▶ **Set of tasks**
1 - In the Cisco 871W post, list every configuration command under interface Dialer1 that begins with the word "dialer".
2 - Continue the Cisco 871W post from the point where it stops.

Cisco 871W.
Commands from the IOS command line to reach the outside world fail. Be it PING, Traceroute telnet etc. Hosts that connect to the internet via this router are able to perform those functions.
Commands to talk to the LAN work fine. The LAN machines I talk to are on VLAN10.
The architecture:
FA0/4 is the port to the ADSL modem (dial pool 1)
Dialer 1 interface Dialer1 description PPPoE to Modem ip address negotiated ip access-group ACLinbound in ip mtu 1492 ip nat outside ip virtual-reassembly encapsulation ppp ip tcp adjust-mss 1452 dialer pool 1 dialer idle-timeout 0 dialer enable-timeout 10 dialer persistent no cdp enable ppp authentication pap callin ppp pap sent-username snipped-for-privacy@disney.org password 0 mickey.mouse end
BVI 10 has:
bridge irb bridge 10 protocol ieee bridge 10 route ip ! interface BVI 10 ip address 10.0.0.2 255.255.0.0 ip nat inside ip virtual-reassembly no shutdown
From the console (the serial port or a telnet session into the router), I can telnet to a local host and confirm that the console uses the
10.0.0.2 IP address of the router (and obviously is in the VLAN 10 as it can reach the LAN machines in that vlan).If I remove the "IP NAT INSIDE" from the BVI 10 interface, then the commands (traceroute etc) work fine from IOS CLI, but not from computers attached to that router.

▶ **Material provided**
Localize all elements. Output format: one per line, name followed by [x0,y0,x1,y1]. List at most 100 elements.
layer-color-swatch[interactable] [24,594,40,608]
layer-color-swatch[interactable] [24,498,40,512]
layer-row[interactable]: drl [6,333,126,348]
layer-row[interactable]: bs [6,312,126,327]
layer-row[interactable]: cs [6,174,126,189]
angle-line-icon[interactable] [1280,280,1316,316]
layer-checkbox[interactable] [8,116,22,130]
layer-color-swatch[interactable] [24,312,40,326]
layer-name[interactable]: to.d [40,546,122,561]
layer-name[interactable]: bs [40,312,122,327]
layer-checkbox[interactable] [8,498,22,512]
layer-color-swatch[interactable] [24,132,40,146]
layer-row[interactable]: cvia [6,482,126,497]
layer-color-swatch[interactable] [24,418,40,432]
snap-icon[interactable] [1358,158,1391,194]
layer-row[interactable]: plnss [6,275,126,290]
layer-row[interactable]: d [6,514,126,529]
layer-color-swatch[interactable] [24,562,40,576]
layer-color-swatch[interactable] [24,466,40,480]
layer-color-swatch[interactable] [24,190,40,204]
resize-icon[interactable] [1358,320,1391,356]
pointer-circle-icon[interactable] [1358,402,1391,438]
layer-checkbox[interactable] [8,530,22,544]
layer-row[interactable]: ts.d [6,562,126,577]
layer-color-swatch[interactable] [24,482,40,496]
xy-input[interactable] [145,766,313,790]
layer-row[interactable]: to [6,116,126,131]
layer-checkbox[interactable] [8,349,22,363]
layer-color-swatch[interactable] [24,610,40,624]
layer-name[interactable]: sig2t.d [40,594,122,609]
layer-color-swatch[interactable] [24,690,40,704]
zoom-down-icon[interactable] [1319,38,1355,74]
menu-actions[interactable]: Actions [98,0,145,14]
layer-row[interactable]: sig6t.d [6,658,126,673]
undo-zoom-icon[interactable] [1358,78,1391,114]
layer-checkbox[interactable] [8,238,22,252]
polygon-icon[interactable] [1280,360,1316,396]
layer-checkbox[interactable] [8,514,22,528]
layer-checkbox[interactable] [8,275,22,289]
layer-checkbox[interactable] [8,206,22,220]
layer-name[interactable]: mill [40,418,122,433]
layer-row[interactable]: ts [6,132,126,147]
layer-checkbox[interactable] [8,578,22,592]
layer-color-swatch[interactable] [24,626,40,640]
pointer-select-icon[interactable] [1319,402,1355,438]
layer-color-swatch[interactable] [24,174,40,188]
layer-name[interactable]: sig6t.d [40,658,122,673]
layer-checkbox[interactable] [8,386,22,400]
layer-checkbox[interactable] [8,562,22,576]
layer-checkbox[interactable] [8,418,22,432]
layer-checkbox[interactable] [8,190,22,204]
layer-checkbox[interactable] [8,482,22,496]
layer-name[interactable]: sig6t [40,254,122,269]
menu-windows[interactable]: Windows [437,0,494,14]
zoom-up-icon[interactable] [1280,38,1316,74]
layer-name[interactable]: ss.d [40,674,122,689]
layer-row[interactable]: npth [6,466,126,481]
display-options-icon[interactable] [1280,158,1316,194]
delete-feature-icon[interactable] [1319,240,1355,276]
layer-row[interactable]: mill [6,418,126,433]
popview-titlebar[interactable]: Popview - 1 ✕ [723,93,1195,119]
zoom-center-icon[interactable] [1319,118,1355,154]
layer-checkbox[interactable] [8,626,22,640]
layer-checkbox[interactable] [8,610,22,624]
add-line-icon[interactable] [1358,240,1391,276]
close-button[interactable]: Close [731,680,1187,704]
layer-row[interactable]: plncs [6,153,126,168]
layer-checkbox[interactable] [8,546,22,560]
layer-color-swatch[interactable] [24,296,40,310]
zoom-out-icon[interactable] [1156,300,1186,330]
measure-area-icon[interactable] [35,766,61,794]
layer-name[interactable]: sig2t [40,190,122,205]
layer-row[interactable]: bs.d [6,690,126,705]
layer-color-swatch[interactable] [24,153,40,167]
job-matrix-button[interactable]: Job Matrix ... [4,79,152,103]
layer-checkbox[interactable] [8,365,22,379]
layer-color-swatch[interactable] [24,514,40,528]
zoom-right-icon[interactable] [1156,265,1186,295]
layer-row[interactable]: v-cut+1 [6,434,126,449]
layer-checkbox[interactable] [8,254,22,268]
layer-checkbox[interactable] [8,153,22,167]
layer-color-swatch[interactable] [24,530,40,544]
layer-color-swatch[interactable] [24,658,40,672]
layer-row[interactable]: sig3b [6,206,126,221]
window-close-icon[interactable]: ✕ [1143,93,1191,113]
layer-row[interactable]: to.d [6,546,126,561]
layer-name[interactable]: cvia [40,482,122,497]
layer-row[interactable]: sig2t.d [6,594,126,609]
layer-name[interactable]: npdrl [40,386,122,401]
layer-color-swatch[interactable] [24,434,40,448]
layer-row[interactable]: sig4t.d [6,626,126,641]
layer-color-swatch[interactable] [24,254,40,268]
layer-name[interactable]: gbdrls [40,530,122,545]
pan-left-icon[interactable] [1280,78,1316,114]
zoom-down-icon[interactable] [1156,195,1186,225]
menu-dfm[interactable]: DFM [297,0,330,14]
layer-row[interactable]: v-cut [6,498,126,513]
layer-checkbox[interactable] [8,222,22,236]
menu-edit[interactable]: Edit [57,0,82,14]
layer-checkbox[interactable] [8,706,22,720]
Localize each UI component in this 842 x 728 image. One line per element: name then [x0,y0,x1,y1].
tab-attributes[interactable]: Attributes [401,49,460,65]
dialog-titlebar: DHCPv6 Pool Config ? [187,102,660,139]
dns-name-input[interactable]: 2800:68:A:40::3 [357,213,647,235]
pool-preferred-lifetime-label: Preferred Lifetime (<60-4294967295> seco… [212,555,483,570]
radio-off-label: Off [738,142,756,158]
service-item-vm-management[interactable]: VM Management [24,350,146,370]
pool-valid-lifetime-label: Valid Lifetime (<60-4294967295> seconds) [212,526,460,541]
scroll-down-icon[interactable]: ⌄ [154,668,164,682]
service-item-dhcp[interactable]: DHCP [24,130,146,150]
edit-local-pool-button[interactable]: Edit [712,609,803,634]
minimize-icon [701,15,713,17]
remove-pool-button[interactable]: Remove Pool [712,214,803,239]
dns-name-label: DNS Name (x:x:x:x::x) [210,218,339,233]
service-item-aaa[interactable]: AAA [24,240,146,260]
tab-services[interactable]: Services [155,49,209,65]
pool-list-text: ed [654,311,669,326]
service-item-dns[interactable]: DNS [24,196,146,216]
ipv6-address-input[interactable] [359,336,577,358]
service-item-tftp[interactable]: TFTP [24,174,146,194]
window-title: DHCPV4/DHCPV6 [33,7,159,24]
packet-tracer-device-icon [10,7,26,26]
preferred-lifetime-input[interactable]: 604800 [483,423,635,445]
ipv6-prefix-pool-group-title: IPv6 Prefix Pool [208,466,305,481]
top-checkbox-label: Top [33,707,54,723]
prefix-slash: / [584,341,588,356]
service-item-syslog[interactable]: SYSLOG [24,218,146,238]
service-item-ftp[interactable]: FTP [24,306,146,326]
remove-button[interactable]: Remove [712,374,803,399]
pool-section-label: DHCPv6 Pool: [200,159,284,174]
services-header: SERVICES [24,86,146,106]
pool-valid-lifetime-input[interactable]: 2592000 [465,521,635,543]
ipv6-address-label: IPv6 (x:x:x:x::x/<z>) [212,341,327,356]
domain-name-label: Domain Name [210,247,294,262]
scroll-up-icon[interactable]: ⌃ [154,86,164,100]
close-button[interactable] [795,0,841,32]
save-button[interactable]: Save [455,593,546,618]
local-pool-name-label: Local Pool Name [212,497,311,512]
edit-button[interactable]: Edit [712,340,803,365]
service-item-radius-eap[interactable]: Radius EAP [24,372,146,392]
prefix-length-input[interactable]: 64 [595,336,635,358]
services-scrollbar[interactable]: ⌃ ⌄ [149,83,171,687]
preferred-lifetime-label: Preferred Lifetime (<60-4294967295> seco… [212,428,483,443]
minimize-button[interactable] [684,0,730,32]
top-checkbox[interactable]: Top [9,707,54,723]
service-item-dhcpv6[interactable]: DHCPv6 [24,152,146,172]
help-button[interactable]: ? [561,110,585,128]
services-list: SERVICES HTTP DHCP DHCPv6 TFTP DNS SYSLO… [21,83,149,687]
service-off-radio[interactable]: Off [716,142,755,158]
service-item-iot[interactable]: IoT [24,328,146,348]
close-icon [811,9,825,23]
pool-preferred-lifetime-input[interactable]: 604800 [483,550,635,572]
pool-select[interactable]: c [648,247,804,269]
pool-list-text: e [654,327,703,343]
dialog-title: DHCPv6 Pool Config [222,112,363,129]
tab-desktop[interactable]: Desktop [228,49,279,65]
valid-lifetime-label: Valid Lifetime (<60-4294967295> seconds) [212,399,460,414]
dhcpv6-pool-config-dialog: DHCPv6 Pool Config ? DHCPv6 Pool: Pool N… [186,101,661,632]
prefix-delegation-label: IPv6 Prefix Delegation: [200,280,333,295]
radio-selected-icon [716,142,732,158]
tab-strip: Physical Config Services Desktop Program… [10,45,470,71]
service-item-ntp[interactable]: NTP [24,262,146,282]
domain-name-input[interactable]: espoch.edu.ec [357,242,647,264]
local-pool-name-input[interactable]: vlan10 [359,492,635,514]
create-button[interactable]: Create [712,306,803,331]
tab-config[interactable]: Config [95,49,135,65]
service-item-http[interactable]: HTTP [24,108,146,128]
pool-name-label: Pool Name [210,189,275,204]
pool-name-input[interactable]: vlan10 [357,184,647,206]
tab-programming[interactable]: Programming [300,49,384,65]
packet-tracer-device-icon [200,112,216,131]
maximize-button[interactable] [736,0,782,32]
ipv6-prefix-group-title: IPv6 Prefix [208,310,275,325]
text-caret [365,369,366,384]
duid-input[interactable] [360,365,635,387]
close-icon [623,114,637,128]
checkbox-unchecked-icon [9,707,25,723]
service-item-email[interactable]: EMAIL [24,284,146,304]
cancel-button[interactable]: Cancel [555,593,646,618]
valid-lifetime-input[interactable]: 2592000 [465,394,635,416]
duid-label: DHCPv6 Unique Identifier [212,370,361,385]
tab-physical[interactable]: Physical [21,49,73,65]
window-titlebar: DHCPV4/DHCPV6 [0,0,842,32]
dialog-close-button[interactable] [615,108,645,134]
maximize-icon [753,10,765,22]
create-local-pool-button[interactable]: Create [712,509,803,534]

▶ **Solved tasks**
1 -
dialer pool 1
dialer idle-timeout 0
dialer enable-timeout 10
dialer persistent

2 -
The console lines are defined as: line con 0 exec-timeout 0 0 no modem enable terminal-type VT300 exec-character-bits 8 databits 8 stopbits 1 length 0 international flowcontrol software line aux 0 line vty 0 4 access-class 23 in privilege level 15 terminal-type vt300 exec-character-bits 8 length 0 international transport input telnet ssh
Do I need to add something to the con and vty definitions to cause them to get properly natted when doing commands that reach out to the internet ?